> _YOUR INSTRUCTIONS_: For the records below, give the count of lines holding the word "favicon" and nothing more.

• • • • • • •

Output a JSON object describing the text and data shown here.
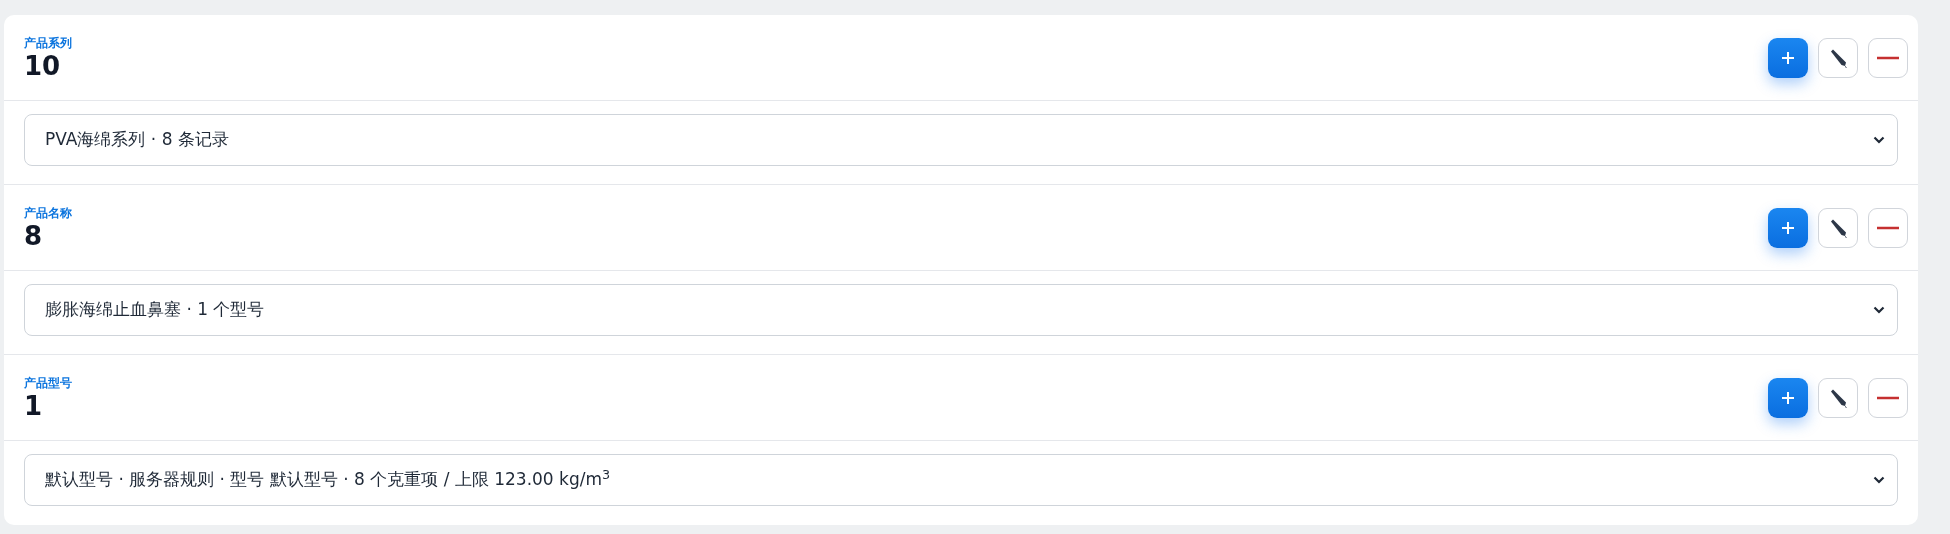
{
  "sections": [
    {
      "label": "产品系列",
      "count": "10",
      "select_value": "PVA海绵系列 · 8 条记录"
    },
    {
      "label": "产品名称",
      "count": "8",
      "select_value": "膨胀海绵止血鼻塞 · 1 个型号"
    },
    {
      "label": "产品型号",
      "count": "1",
      "select_value": "默认型号 · 服务器规则 · 型号 默认型号 · 8 个克重项 / 上限 123.00 kg/m$^{3}$"
    }
  ]
}
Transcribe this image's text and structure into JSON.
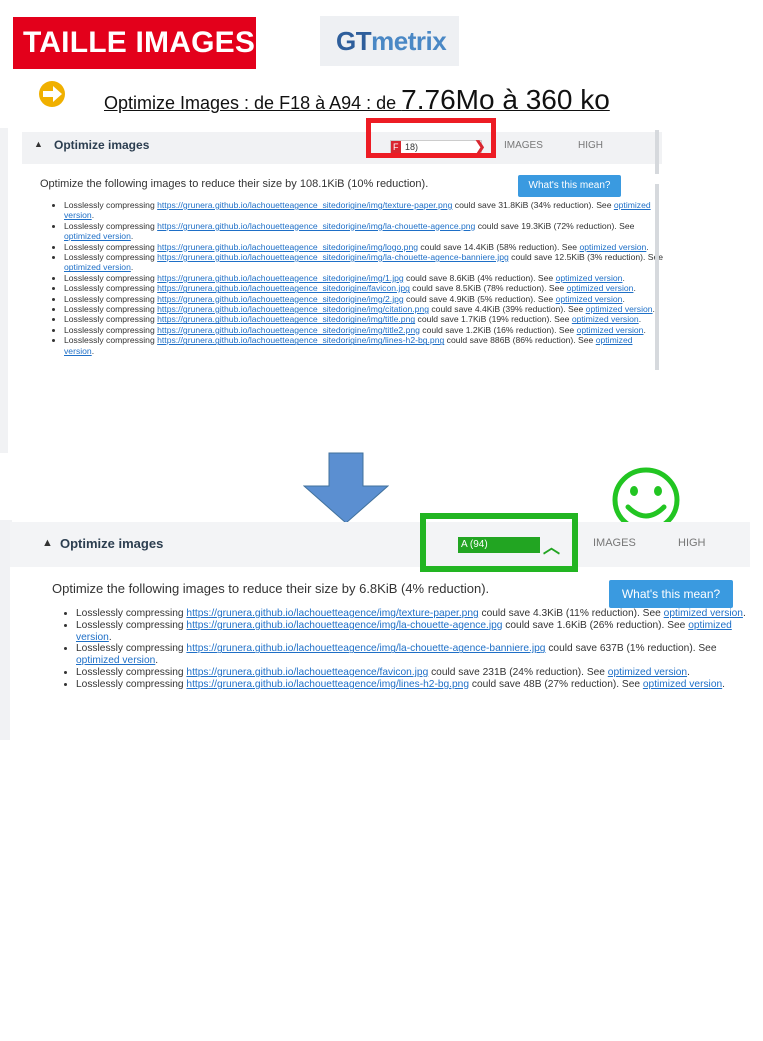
{
  "slide": {
    "badge_text": "TAILLE IMAGES",
    "logo_gt": "GT",
    "logo_metrix": "metrix",
    "subtitle_part1": "Optimize Images : de F18 à A94 : de ",
    "subtitle_part2": "7.76Mo à 360 ko",
    "colors": {
      "badge": "#e3001b",
      "highlight_red": "#ed1c24",
      "highlight_green": "#22b522",
      "arrow": "#5b8fd1"
    },
    "icons": [
      "arrow-right-circle-icon",
      "arrow-down-icon",
      "smiley-icon"
    ]
  },
  "before": {
    "section_title": "Optimize images",
    "grade_letter": "F",
    "grade_score": "18)",
    "grade_fill_fraction": 0.18,
    "type": "IMAGES",
    "priority": "HIGH",
    "intro": "Optimize the following images to reduce their size by 108.1KiB (10% reduction).",
    "button": "What's this mean?",
    "items": [
      {
        "pre": "Losslessly compressing ",
        "url": "https://grunera.github.io/lachouetteagence_sitedorigine/img/texture-paper.png",
        "post": " could save 31.8KiB (34% reduction). See ",
        "link": "optimized version",
        "end": "."
      },
      {
        "pre": "Losslessly compressing ",
        "url": "https://grunera.github.io/lachouetteagence_sitedorigine/img/la-chouette-agence.png",
        "post": " could save 19.3KiB (72% reduction). See ",
        "link": "optimized version",
        "end": "."
      },
      {
        "pre": "Losslessly compressing ",
        "url": "https://grunera.github.io/lachouetteagence_sitedorigine/img/logo.png",
        "post": " could save 14.4KiB (58% reduction). See ",
        "link": "optimized version",
        "end": "."
      },
      {
        "pre": "Losslessly compressing ",
        "url": "https://grunera.github.io/lachouetteagence_sitedorigine/img/la-chouette-agence-banniere.jpg",
        "post": " could save 12.5KiB (3% reduction). See ",
        "link": "optimized version",
        "end": "."
      },
      {
        "pre": "Losslessly compressing ",
        "url": "https://grunera.github.io/lachouetteagence_sitedorigine/img/1.jpg",
        "post": " could save 8.6KiB (4% reduction). See ",
        "link": "optimized version",
        "end": "."
      },
      {
        "pre": "Losslessly compressing ",
        "url": "https://grunera.github.io/lachouetteagence_sitedorigine/favicon.jpg",
        "post": " could save 8.5KiB (78% reduction). See ",
        "link": "optimized version",
        "end": "."
      },
      {
        "pre": "Losslessly compressing ",
        "url": "https://grunera.github.io/lachouetteagence_sitedorigine/img/2.jpg",
        "post": " could save 4.9KiB (5% reduction). See ",
        "link": "optimized version",
        "end": "."
      },
      {
        "pre": "Losslessly compressing ",
        "url": "https://grunera.github.io/lachouetteagence_sitedorigine/img/citation.png",
        "post": " could save 4.4KiB (39% reduction). See ",
        "link": "optimized version",
        "end": "."
      },
      {
        "pre": "Losslessly compressing ",
        "url": "https://grunera.github.io/lachouetteagence_sitedorigine/img/title.png",
        "post": " could save 1.7KiB (19% reduction). See ",
        "link": "optimized version",
        "end": "."
      },
      {
        "pre": "Losslessly compressing ",
        "url": "https://grunera.github.io/lachouetteagence_sitedorigine/img/title2.png",
        "post": " could save 1.2KiB (16% reduction). See ",
        "link": "optimized version",
        "end": "."
      },
      {
        "pre": "Losslessly compressing ",
        "url": "https://grunera.github.io/lachouetteagence_sitedorigine/img/lines-h2-bg.png",
        "post": " could save 886B (86% reduction). See ",
        "link": "optimized version",
        "end": "."
      }
    ]
  },
  "after": {
    "section_title": "Optimize images",
    "grade": "A (94)",
    "type": "IMAGES",
    "priority": "HIGH",
    "intro": "Optimize the following images to reduce their size by 6.8KiB (4% reduction).",
    "button": "What's this mean?",
    "items": [
      {
        "pre": "Losslessly compressing ",
        "url": "https://grunera.github.io/lachouetteagence/img/texture-paper.png",
        "post": " could save 4.3KiB (11% reduction). See ",
        "link": "optimized version",
        "end": "."
      },
      {
        "pre": "Losslessly compressing ",
        "url": "https://grunera.github.io/lachouetteagence/img/la-chouette-agence.jpg",
        "post": " could save 1.6KiB (26% reduction). See ",
        "link": "optimized version",
        "end": "."
      },
      {
        "pre": "Losslessly compressing ",
        "url": "https://grunera.github.io/lachouetteagence/img/la-chouette-agence-banniere.jpg",
        "post": " could save 637B (1% reduction). See ",
        "link": "optimized version",
        "end": "."
      },
      {
        "pre": "Losslessly compressing ",
        "url": "https://grunera.github.io/lachouetteagence/favicon.jpg",
        "post": " could save 231B (24% reduction). See ",
        "link": "optimized version",
        "end": "."
      },
      {
        "pre": "Losslessly compressing ",
        "url": "https://grunera.github.io/lachouetteagence/img/lines-h2-bg.png",
        "post": " could save 48B (27% reduction). See ",
        "link": "optimized version",
        "end": "."
      }
    ]
  }
}
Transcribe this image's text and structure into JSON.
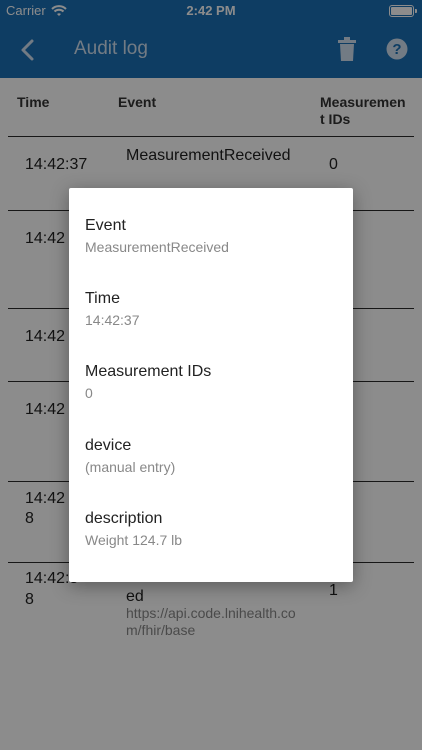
{
  "status_bar": {
    "carrier": "Carrier",
    "time": "2:42 PM"
  },
  "nav": {
    "title": "Audit log",
    "back_icon": "chevron-left-icon",
    "trash_icon": "trash-icon",
    "help_icon": "help-icon"
  },
  "table": {
    "headers": {
      "time": "Time",
      "event": "Event",
      "ids": "Measurement IDs"
    },
    "rows": [
      {
        "time": "14:42:37",
        "event": "MeasurementReceived",
        "ids": "0"
      },
      {
        "time": "14:42",
        "event": "",
        "ids": ""
      },
      {
        "time": "14:42",
        "event": "",
        "ids": ""
      },
      {
        "time": "14:42",
        "event": "",
        "ids": ""
      },
      {
        "time": "14:42",
        "time2": "8",
        "event": "",
        "ids": ""
      },
      {
        "time": "14:42:5",
        "time2": "8",
        "event": "ed",
        "event_sub": "https://api.code.lnihealth.com/fhir/base",
        "ids": "1"
      }
    ]
  },
  "dialog": {
    "fields": [
      {
        "label": "Event",
        "value": "MeasurementReceived"
      },
      {
        "label": "Time",
        "value": "14:42:37"
      },
      {
        "label": "Measurement IDs",
        "value": "0"
      },
      {
        "label": "device",
        "value": "(manual entry)"
      },
      {
        "label": "description",
        "value": "Weight 124.7 lb"
      }
    ]
  },
  "colors": {
    "nav_bg": "#1a6fb5",
    "overlay": "rgba(0,0,0,0.45)"
  }
}
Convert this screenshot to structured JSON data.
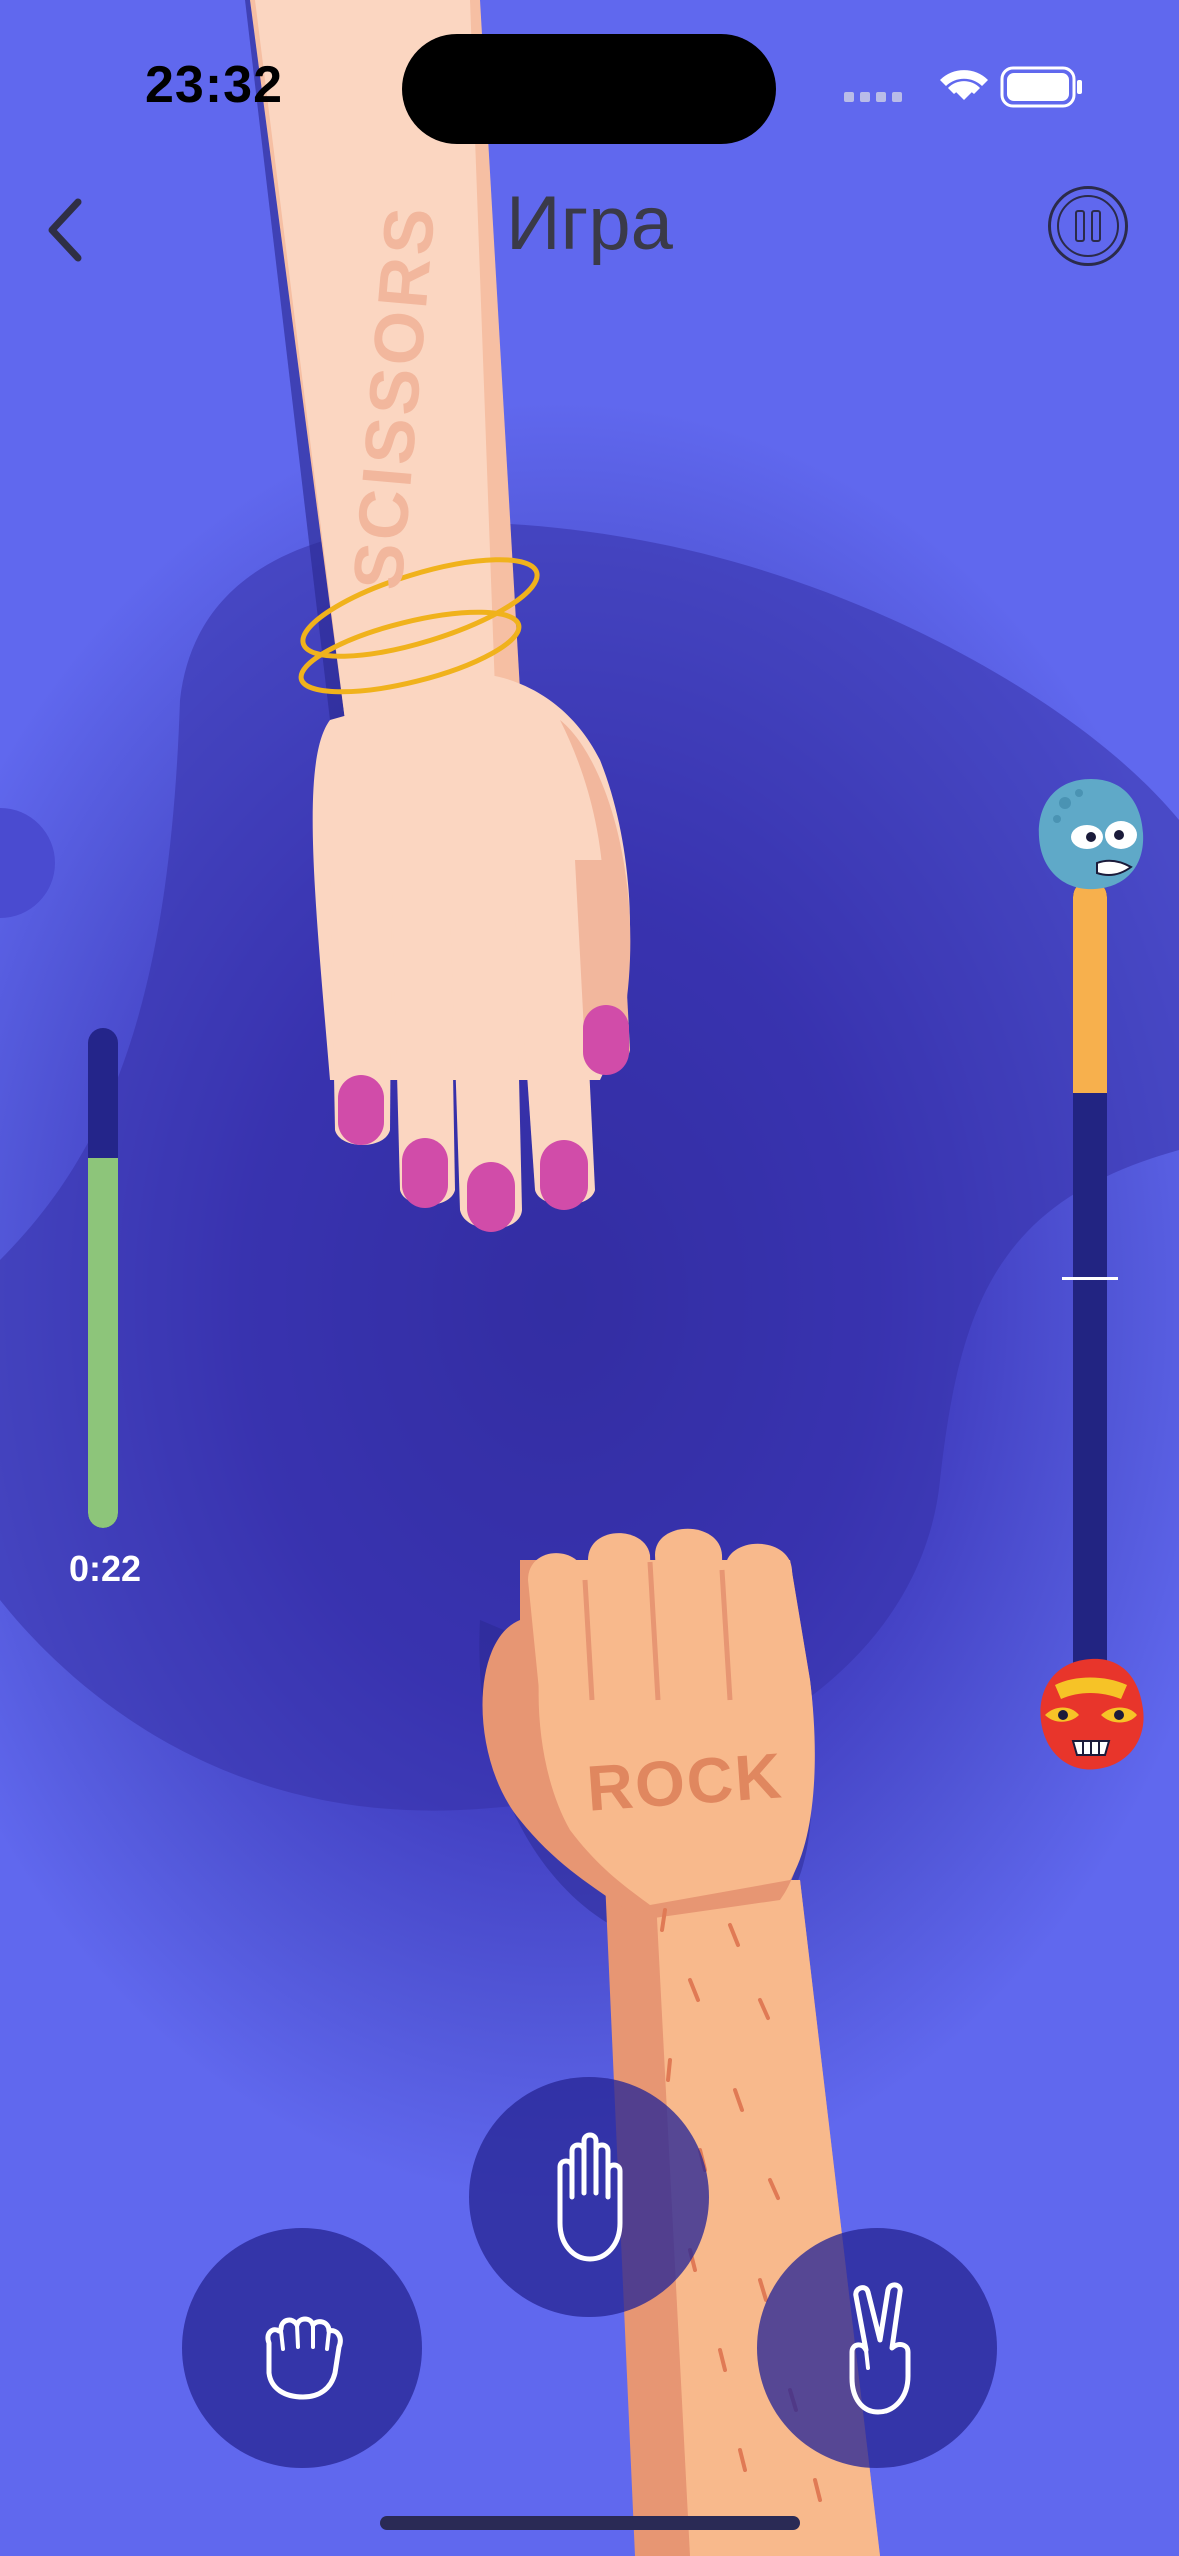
{
  "status_bar": {
    "time": "23:32"
  },
  "nav": {
    "title": "Игра"
  },
  "opponent_hand": {
    "label": "SCISSORS"
  },
  "player_hand": {
    "label": "ROCK"
  },
  "timer": {
    "text": "0:22",
    "fraction_remaining": 0.74
  },
  "score_bar": {
    "opponent_fraction": 0.26
  },
  "choices": [
    {
      "name": "rock",
      "icon": "fist-icon"
    },
    {
      "name": "paper",
      "icon": "open-hand-icon"
    },
    {
      "name": "scissors",
      "icon": "victory-hand-icon"
    }
  ],
  "colors": {
    "background": "#5a62e6",
    "timer_fill": "#8dc57a",
    "score_fill": "#f7b04d",
    "nail": "#d14ca9"
  }
}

• • • • • • •

> _WORKED SOLUTION_: 2